Exercise instructions: Go through the entries below, tally each line with the string "JSON", and give the final number by itself.

Information shown:

========

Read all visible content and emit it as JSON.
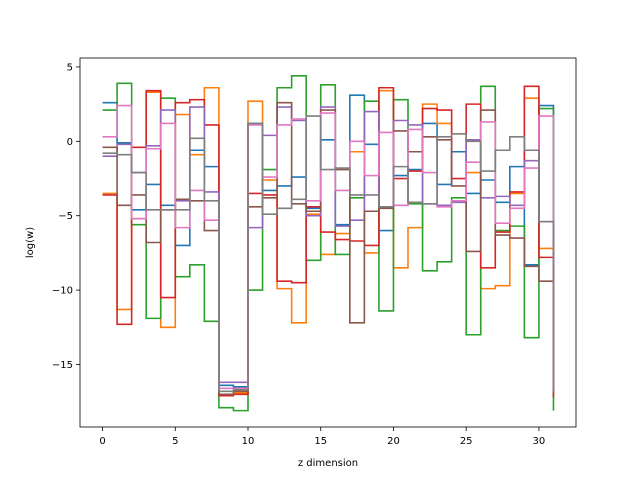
{
  "chart_data": {
    "type": "line",
    "drawstyle": "steps-post",
    "xlabel": "z dimension",
    "ylabel": "log(w)",
    "xlim": [
      -1.55,
      32.55
    ],
    "ylim": [
      -19.2,
      5.6
    ],
    "xticks": [
      0,
      5,
      10,
      15,
      20,
      25,
      30
    ],
    "yticks": [
      -15,
      -10,
      -5,
      0,
      5
    ],
    "grid": false,
    "x": [
      0,
      1,
      2,
      3,
      4,
      5,
      6,
      7,
      8,
      9,
      10,
      11,
      12,
      13,
      14,
      15,
      16,
      17,
      18,
      19,
      20,
      21,
      22,
      23,
      24,
      25,
      26,
      27,
      28,
      29,
      30,
      31
    ],
    "series": [
      {
        "color": "#1f77b4",
        "values": [
          2.6,
          -0.1,
          -4.6,
          -2.9,
          -4.3,
          -7.0,
          -0.6,
          -1.7,
          -16.4,
          -16.5,
          1.2,
          -3.3,
          -3.0,
          -2.4,
          -4.5,
          0.1,
          -5.6,
          3.1,
          -0.2,
          -6.0,
          -2.3,
          -1.9,
          1.2,
          -2.9,
          -0.7,
          -3.5,
          -2.6,
          -4.1,
          -1.7,
          -8.3,
          2.4,
          -16.5
        ]
      },
      {
        "color": "#ff7f0e",
        "values": [
          -3.5,
          -11.3,
          -5.2,
          3.3,
          -12.5,
          1.8,
          -0.9,
          3.6,
          -17.0,
          -16.9,
          2.7,
          -2.6,
          -9.9,
          -12.2,
          -4.9,
          -7.6,
          -6.2,
          -0.7,
          -7.5,
          3.4,
          -8.5,
          -5.8,
          2.5,
          1.2,
          0.5,
          -2.1,
          -9.9,
          -9.7,
          -3.5,
          2.9,
          -7.2,
          -17.0
        ]
      },
      {
        "color": "#2ca02c",
        "values": [
          2.1,
          3.9,
          -5.6,
          -11.9,
          2.9,
          -9.1,
          -8.3,
          -12.1,
          -17.9,
          -18.1,
          -10.0,
          -1.9,
          3.6,
          4.4,
          -8.0,
          3.8,
          -7.6,
          -3.8,
          2.7,
          -11.4,
          2.8,
          -4.2,
          -8.7,
          -8.1,
          -3.8,
          -13.0,
          3.7,
          -6.0,
          -5.7,
          -13.2,
          2.2,
          -18.1
        ]
      },
      {
        "color": "#d62728",
        "values": [
          -3.6,
          -12.3,
          -0.4,
          3.4,
          -10.5,
          2.6,
          2.8,
          1.1,
          -17.1,
          -17.0,
          -3.5,
          -3.6,
          -9.4,
          -9.5,
          -4.4,
          -6.1,
          -6.6,
          -6.7,
          -7.0,
          3.6,
          -2.5,
          -2.0,
          2.2,
          2.1,
          -2.5,
          2.5,
          -8.5,
          -6.1,
          -3.4,
          3.7,
          -7.8,
          -17.2
        ]
      },
      {
        "color": "#9467bd",
        "values": [
          -1.0,
          -0.2,
          -2.1,
          -0.3,
          2.1,
          -4.0,
          2.3,
          -3.4,
          -16.2,
          -16.2,
          -5.8,
          0.4,
          2.3,
          1.4,
          -5.0,
          2.3,
          -5.7,
          -5.3,
          2.0,
          -4.4,
          1.4,
          1.1,
          -4.2,
          -4.3,
          -4.1,
          0.1,
          -3.8,
          -3.7,
          -4.3,
          -1.3,
          -5.4,
          -16.3
        ]
      },
      {
        "color": "#8c564b",
        "values": [
          -0.4,
          -4.3,
          -3.6,
          -6.8,
          -4.6,
          -3.9,
          -4.0,
          -6.0,
          -17.0,
          -16.8,
          -4.4,
          -3.8,
          2.6,
          -4.2,
          -4.7,
          2.1,
          -1.9,
          -12.2,
          -4.7,
          -4.5,
          0.7,
          -0.7,
          0.3,
          0.1,
          -3.0,
          -7.4,
          2.1,
          -6.3,
          -6.5,
          -8.4,
          -9.4,
          -16.8
        ]
      },
      {
        "color": "#e377c2",
        "values": [
          0.3,
          2.4,
          -5.2,
          -0.5,
          1.2,
          -5.8,
          -3.3,
          -5.3,
          -16.6,
          -16.6,
          1.1,
          -2.4,
          1.1,
          1.5,
          -4.0,
          1.9,
          -3.3,
          0.0,
          -2.3,
          0.6,
          -4.3,
          0.8,
          -2.1,
          -4.4,
          -4.0,
          -1.4,
          1.3,
          -5.5,
          -4.5,
          -1.8,
          1.7,
          -16.6
        ]
      },
      {
        "color": "#7f7f7f",
        "values": [
          -0.8,
          -0.9,
          -2.1,
          -4.6,
          -4.6,
          -4.6,
          0.2,
          -4.0,
          -16.8,
          -16.7,
          1.2,
          -4.9,
          -4.5,
          -3.9,
          1.7,
          -1.9,
          -1.8,
          -3.6,
          -3.6,
          -4.4,
          -1.7,
          -4.1,
          -4.2,
          0.3,
          0.5,
          0.0,
          -2.0,
          -0.6,
          0.3,
          -0.6,
          -5.4,
          -16.9
        ]
      }
    ]
  }
}
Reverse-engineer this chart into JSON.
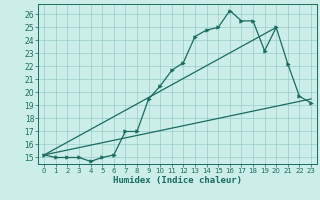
{
  "xlabel": "Humidex (Indice chaleur)",
  "bg_color": "#cceee8",
  "grid_color": "#99cccc",
  "line_color": "#1a6b60",
  "xlim": [
    -0.5,
    23.5
  ],
  "ylim": [
    14.5,
    26.8
  ],
  "xticks": [
    0,
    1,
    2,
    3,
    4,
    5,
    6,
    7,
    8,
    9,
    10,
    11,
    12,
    13,
    14,
    15,
    16,
    17,
    18,
    19,
    20,
    21,
    22,
    23
  ],
  "yticks": [
    15,
    16,
    17,
    18,
    19,
    20,
    21,
    22,
    23,
    24,
    25,
    26
  ],
  "main_x": [
    0,
    1,
    2,
    3,
    4,
    5,
    6,
    7,
    8,
    9,
    10,
    11,
    12,
    13,
    14,
    15,
    16,
    17,
    18,
    19,
    20,
    21,
    22,
    23
  ],
  "main_y": [
    15.2,
    15.0,
    15.0,
    15.0,
    14.7,
    15.0,
    15.2,
    17.0,
    17.0,
    19.5,
    20.5,
    21.7,
    22.3,
    24.3,
    24.8,
    25.0,
    26.3,
    25.5,
    25.5,
    23.2,
    25.0,
    22.2,
    19.7,
    19.2
  ],
  "line2_x": [
    0,
    23
  ],
  "line2_y": [
    15.2,
    19.5
  ],
  "line3_x": [
    0,
    20
  ],
  "line3_y": [
    15.2,
    25.0
  ]
}
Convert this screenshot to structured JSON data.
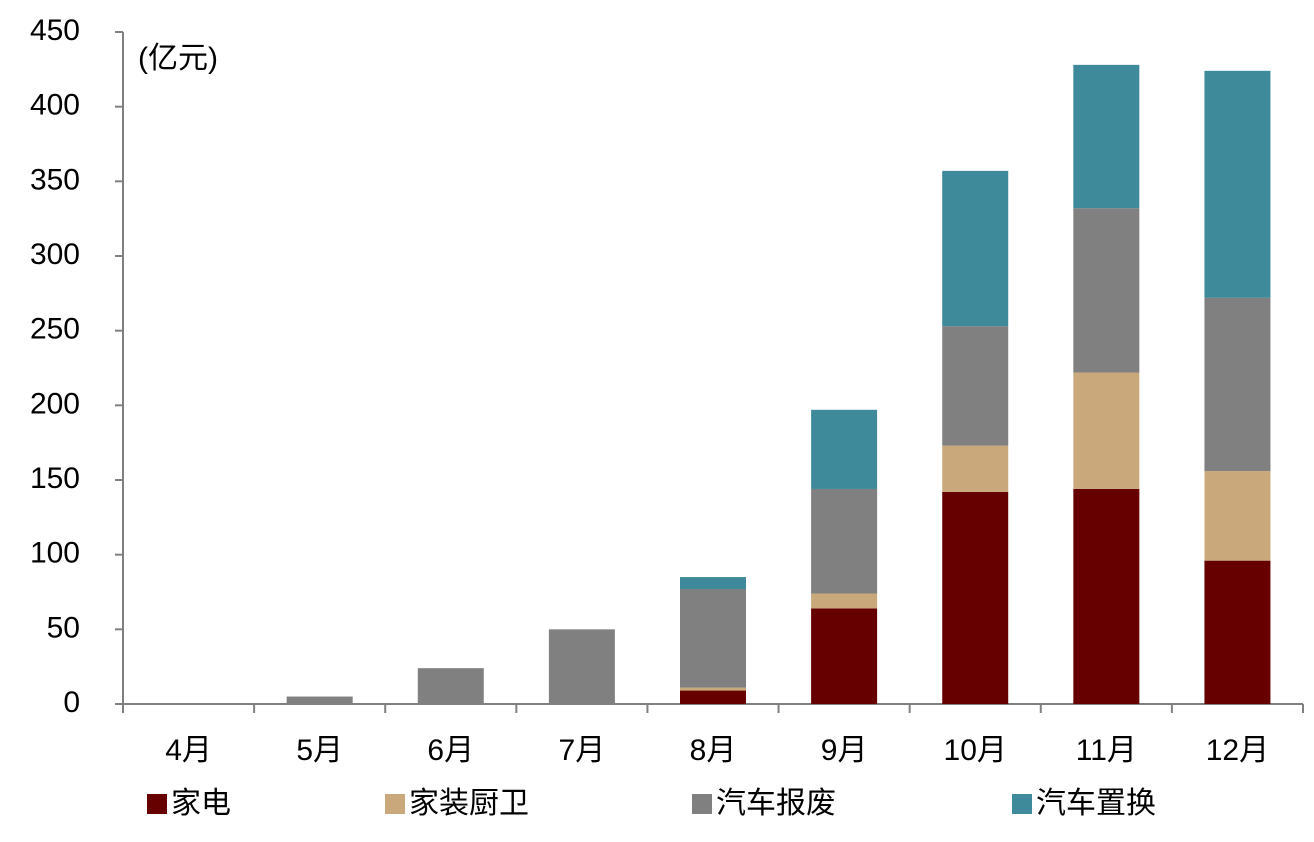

========

Full output: 3